## Problem to work on
What lines of the data include the string "title"? Copy them all.
## start
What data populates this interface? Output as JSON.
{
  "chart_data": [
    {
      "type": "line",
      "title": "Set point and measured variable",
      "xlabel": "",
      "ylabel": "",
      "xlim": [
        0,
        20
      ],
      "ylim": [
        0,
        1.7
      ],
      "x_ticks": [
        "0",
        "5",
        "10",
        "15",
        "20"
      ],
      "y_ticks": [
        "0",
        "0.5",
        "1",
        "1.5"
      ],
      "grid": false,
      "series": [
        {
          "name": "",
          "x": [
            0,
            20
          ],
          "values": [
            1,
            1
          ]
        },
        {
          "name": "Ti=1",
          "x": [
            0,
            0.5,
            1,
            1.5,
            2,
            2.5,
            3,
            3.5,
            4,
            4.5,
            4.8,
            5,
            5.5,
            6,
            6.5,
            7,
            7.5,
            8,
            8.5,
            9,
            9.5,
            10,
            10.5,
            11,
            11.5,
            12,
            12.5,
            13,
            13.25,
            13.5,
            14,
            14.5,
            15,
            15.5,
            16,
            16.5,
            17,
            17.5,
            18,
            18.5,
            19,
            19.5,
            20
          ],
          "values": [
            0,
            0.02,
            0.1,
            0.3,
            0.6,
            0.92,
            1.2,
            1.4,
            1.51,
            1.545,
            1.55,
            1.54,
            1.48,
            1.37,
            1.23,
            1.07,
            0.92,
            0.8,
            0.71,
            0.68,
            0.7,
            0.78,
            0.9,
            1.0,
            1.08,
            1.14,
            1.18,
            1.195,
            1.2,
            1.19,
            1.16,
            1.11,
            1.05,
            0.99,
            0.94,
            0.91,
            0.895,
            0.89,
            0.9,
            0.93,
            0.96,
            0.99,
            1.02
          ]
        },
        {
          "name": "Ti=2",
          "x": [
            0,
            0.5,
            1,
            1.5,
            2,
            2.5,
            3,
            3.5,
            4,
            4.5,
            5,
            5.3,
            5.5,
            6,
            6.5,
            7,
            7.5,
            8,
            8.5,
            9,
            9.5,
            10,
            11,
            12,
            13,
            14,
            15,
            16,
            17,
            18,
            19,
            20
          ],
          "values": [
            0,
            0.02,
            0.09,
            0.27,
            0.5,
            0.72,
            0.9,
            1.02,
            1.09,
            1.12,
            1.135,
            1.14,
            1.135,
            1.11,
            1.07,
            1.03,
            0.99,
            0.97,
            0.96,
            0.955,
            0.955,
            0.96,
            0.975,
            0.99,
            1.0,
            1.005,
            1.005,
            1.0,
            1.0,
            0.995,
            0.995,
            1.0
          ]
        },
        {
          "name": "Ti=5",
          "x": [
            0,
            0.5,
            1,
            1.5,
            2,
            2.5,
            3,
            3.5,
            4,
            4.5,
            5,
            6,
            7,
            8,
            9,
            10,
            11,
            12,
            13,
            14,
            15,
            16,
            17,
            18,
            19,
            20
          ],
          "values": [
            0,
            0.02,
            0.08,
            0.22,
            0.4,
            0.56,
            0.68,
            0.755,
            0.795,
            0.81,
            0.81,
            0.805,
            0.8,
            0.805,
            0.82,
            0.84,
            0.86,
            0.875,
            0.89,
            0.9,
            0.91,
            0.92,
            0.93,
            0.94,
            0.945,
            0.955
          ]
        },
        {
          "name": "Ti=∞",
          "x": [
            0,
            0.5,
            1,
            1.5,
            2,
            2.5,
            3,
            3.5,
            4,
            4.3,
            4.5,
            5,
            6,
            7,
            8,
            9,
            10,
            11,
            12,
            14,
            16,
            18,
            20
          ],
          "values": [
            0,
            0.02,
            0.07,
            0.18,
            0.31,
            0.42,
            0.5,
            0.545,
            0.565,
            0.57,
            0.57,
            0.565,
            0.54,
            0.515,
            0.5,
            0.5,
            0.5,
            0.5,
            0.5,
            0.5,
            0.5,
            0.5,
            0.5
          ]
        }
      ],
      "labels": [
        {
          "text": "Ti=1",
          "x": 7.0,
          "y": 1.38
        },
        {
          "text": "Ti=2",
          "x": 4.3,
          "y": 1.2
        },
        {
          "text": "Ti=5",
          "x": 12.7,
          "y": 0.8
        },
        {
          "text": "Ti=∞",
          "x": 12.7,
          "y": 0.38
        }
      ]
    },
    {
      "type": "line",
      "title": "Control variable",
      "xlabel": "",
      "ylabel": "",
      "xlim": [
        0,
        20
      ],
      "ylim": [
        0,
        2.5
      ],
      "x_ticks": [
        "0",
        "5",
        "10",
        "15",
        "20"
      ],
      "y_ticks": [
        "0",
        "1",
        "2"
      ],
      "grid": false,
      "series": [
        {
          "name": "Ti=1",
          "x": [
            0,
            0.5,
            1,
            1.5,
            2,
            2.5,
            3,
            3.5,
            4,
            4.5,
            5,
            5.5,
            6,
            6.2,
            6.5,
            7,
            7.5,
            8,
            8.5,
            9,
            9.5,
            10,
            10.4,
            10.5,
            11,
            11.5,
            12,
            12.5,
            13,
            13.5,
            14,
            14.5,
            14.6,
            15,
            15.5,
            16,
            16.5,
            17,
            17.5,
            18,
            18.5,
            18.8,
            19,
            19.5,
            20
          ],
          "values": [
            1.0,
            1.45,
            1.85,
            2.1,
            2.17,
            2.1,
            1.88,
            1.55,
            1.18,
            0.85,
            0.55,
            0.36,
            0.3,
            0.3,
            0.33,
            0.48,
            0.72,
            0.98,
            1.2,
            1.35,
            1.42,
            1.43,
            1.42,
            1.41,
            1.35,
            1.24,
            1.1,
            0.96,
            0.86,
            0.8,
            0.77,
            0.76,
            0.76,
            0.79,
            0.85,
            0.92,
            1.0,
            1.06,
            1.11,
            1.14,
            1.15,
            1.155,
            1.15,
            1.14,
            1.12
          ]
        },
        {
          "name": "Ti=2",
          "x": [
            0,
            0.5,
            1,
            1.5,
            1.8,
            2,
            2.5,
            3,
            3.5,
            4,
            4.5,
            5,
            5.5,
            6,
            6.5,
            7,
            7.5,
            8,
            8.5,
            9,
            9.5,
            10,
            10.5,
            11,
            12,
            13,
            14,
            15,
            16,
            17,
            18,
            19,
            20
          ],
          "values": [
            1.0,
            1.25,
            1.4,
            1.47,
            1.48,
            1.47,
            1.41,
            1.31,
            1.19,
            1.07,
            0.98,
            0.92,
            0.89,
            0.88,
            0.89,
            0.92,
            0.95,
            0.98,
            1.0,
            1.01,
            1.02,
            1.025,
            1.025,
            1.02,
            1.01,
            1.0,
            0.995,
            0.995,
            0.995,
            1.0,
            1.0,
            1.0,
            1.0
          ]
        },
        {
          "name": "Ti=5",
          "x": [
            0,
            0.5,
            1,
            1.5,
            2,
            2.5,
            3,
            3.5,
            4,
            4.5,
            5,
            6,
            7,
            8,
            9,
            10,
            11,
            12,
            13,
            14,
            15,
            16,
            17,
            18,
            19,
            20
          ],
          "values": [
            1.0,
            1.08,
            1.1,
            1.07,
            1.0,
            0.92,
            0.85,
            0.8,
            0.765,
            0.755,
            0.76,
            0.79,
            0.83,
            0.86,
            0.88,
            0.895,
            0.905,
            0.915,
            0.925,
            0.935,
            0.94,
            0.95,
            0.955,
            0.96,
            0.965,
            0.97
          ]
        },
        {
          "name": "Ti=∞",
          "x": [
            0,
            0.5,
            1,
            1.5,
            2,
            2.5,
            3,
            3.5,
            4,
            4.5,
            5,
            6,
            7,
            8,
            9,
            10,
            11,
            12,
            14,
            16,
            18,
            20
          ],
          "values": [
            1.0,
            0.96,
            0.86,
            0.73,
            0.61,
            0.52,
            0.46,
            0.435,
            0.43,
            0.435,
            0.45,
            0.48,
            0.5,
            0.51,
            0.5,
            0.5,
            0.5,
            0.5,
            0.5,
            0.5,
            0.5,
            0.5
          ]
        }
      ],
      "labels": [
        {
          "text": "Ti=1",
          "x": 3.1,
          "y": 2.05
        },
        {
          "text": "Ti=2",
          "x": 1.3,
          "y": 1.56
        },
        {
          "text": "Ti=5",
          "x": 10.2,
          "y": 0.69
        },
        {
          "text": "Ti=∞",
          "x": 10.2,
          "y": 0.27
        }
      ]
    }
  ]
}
## end
## Written answer
      "title": "Set point and measured variable",
      "title": "Control variable",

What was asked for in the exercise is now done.